# Problem statement
In the listing below, count the lines containing the string "JSON" and state only the number.

====== Record extracts

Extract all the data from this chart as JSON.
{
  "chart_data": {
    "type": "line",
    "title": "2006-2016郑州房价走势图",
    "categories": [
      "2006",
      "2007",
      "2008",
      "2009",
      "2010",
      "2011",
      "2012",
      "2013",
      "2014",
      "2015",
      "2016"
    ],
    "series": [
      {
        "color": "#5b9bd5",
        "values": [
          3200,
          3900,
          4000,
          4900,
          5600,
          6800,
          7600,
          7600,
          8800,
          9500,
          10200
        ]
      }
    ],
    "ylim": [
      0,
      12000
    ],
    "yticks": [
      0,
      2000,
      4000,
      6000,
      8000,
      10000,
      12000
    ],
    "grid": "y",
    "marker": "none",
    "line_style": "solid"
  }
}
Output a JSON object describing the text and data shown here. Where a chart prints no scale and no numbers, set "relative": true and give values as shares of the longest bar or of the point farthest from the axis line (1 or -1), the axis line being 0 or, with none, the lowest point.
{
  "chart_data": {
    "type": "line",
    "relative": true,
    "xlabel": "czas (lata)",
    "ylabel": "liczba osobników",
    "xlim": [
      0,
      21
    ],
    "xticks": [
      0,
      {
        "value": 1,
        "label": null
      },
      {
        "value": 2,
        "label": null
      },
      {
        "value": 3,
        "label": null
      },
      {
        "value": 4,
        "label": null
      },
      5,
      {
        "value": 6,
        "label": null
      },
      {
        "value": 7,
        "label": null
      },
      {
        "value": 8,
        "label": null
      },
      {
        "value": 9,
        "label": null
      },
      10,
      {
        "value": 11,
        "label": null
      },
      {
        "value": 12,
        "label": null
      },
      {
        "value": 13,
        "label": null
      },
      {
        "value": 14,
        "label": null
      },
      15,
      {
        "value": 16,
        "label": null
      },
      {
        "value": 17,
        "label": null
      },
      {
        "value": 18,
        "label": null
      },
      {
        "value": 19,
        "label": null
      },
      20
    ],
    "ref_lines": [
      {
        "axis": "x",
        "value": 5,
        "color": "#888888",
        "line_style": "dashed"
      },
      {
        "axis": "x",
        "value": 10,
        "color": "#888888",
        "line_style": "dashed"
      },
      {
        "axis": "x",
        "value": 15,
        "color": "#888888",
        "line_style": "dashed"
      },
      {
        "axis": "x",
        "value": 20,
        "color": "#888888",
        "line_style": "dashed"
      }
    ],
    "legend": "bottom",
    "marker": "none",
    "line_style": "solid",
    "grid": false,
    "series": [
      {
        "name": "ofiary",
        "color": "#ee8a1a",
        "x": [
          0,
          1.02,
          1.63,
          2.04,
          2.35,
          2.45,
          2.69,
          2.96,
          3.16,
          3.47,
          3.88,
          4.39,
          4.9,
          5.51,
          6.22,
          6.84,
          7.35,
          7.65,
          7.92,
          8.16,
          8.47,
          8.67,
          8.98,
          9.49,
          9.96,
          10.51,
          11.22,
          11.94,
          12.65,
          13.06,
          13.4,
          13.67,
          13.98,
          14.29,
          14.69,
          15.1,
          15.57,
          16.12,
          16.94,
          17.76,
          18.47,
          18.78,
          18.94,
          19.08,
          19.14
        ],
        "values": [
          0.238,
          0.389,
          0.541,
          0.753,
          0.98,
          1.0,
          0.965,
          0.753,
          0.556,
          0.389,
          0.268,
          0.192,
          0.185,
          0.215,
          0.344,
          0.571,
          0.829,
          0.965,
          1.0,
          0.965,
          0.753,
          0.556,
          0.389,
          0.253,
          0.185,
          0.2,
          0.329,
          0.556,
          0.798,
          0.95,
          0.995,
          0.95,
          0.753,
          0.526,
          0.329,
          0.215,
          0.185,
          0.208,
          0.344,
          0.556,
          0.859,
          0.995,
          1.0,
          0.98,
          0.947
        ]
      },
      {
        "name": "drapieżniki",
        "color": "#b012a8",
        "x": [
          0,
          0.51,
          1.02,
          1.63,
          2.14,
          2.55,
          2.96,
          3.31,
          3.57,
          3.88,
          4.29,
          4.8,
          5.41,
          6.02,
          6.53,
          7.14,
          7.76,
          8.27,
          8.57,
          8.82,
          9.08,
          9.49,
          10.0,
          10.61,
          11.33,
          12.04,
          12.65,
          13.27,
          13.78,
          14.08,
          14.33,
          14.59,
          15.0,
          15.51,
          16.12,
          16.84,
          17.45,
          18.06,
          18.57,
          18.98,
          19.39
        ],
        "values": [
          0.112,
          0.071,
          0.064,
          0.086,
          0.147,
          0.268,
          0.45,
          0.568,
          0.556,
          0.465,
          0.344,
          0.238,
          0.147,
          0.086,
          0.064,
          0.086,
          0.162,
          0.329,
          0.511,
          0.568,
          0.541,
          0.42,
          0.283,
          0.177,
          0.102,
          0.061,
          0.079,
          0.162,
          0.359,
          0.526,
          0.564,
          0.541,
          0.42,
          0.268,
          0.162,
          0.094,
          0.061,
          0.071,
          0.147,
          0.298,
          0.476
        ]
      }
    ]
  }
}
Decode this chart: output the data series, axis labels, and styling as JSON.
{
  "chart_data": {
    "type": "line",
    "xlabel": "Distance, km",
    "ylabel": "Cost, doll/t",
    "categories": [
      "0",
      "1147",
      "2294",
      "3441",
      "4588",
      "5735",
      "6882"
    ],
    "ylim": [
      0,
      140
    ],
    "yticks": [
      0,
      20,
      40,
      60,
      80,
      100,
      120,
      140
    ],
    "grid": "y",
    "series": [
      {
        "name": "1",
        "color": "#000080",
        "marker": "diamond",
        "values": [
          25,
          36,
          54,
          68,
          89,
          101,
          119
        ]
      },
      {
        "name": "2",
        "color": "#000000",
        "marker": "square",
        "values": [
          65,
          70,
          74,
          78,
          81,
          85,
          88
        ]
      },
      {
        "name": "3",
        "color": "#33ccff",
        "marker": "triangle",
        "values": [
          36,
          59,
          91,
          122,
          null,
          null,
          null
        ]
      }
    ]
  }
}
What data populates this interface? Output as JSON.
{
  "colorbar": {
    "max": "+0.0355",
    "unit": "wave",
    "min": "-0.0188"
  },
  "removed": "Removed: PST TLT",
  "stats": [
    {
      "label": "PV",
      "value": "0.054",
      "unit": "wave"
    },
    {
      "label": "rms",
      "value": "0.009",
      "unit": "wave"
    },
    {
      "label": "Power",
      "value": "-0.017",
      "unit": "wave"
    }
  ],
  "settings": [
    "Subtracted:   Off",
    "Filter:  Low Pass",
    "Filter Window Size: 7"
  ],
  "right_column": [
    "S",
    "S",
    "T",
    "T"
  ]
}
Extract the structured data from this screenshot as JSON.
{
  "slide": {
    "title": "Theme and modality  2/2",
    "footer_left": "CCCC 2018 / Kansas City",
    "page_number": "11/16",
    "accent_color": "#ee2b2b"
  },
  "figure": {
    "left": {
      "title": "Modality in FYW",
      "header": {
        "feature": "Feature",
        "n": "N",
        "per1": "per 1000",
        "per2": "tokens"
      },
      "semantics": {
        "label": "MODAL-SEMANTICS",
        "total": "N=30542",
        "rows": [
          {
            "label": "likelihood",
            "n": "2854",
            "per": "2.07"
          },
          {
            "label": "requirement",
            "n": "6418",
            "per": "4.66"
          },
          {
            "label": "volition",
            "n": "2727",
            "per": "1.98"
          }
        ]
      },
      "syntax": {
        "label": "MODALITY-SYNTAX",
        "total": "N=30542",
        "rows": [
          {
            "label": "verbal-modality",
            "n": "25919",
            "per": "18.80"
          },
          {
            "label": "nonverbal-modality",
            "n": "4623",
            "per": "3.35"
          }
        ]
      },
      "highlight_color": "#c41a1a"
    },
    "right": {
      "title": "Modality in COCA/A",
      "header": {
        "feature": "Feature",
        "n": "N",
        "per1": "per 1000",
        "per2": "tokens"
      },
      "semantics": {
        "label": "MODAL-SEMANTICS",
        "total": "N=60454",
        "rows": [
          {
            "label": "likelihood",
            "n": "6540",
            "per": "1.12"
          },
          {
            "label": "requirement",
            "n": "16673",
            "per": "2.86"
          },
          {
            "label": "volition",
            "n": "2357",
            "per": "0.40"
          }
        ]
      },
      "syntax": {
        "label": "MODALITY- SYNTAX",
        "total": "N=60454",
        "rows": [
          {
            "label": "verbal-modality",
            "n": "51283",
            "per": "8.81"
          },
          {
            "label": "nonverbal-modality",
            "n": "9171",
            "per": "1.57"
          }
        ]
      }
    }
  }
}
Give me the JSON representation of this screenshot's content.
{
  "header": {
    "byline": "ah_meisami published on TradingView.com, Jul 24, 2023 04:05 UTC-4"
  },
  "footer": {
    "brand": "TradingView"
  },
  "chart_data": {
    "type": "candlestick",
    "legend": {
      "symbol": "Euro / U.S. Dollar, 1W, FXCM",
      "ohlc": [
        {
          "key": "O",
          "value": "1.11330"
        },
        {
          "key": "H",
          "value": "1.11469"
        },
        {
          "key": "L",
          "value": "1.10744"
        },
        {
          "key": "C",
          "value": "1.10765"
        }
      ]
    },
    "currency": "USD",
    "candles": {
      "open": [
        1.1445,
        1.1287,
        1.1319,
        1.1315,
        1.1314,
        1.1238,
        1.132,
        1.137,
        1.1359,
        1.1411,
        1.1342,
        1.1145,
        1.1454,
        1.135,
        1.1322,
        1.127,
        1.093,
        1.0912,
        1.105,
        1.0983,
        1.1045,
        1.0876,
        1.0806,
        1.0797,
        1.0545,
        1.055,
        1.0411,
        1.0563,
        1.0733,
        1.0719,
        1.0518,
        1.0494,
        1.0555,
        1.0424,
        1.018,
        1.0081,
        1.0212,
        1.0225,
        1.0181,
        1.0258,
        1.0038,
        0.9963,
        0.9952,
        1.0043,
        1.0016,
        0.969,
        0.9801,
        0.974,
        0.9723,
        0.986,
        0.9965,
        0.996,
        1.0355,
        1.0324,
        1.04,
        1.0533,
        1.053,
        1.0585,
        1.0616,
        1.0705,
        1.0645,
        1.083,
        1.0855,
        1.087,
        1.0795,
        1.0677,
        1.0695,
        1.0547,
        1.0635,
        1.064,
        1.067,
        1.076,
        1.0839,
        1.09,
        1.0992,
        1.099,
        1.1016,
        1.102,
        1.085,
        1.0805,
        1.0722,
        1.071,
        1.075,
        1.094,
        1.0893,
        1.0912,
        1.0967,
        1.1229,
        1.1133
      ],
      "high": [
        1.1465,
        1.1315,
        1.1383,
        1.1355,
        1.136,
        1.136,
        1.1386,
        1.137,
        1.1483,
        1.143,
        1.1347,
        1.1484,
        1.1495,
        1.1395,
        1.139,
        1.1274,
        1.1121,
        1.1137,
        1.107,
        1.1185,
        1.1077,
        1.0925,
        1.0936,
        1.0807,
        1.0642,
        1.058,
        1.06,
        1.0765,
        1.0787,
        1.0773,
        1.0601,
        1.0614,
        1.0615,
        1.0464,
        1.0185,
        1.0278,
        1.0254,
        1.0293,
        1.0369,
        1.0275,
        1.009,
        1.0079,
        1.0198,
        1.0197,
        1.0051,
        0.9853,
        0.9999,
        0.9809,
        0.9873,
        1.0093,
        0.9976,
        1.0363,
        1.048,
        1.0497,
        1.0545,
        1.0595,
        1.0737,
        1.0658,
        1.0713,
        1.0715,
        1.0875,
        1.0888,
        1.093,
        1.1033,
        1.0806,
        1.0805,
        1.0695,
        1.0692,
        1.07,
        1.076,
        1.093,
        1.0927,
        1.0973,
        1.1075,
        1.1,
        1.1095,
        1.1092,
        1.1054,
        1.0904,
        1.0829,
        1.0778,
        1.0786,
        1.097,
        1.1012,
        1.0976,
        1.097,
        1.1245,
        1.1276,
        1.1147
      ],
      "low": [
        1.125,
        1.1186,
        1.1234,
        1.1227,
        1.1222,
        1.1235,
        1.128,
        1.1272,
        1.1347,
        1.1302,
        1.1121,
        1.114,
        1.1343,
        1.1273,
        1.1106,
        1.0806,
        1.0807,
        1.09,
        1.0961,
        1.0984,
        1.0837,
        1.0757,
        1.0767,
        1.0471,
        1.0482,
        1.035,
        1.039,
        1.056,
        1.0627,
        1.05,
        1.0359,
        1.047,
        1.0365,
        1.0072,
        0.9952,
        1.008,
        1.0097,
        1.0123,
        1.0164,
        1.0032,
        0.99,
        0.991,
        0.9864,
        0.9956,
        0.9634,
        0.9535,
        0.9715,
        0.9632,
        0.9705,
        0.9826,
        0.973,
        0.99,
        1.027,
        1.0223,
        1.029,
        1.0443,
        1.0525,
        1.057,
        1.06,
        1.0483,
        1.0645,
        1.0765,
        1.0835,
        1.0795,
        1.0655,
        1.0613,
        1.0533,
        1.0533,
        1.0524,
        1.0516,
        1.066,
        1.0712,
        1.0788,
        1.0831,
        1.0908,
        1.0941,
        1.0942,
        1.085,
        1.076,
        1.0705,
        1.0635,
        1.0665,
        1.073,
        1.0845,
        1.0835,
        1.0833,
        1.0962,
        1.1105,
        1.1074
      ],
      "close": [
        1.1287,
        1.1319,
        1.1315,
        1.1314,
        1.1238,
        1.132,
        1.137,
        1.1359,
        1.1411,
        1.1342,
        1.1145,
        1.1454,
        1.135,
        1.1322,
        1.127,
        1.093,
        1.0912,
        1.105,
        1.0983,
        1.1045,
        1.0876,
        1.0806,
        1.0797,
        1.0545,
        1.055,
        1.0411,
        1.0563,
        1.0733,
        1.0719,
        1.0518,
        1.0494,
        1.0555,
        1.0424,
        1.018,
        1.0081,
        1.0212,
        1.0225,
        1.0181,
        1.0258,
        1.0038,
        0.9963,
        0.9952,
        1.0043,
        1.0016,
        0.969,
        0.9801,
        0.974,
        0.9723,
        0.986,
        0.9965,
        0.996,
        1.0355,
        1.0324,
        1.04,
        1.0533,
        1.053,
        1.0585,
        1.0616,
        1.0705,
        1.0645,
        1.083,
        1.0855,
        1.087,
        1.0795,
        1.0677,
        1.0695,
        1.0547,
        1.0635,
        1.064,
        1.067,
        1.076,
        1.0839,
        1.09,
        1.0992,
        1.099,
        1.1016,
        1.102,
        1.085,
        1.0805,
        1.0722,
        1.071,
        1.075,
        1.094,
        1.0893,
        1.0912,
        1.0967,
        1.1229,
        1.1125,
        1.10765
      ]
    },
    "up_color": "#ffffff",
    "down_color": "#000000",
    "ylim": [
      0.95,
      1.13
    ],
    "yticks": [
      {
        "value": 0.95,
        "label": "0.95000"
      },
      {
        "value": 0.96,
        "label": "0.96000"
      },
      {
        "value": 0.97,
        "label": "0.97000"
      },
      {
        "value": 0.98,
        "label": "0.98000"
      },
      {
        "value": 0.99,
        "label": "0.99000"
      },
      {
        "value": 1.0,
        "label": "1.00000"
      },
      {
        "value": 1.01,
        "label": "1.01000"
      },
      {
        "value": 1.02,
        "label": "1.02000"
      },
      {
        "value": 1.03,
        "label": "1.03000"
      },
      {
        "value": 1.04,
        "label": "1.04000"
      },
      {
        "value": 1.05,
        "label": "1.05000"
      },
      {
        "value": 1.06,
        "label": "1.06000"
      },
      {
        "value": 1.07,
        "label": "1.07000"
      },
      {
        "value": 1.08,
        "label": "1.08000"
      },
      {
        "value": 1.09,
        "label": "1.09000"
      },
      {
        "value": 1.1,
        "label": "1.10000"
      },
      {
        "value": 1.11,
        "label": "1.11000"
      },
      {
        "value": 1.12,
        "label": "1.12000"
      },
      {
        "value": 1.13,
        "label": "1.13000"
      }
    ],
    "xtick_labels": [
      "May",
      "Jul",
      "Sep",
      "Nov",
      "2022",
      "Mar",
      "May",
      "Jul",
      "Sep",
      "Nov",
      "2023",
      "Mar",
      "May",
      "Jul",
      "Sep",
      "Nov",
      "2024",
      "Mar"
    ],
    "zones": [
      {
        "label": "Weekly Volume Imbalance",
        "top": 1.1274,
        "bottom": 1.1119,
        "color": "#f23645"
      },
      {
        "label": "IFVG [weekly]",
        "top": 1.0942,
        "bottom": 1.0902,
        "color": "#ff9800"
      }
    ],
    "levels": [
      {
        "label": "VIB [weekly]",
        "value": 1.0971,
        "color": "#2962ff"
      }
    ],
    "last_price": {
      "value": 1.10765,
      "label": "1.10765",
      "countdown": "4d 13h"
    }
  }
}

============

# Response to the task
6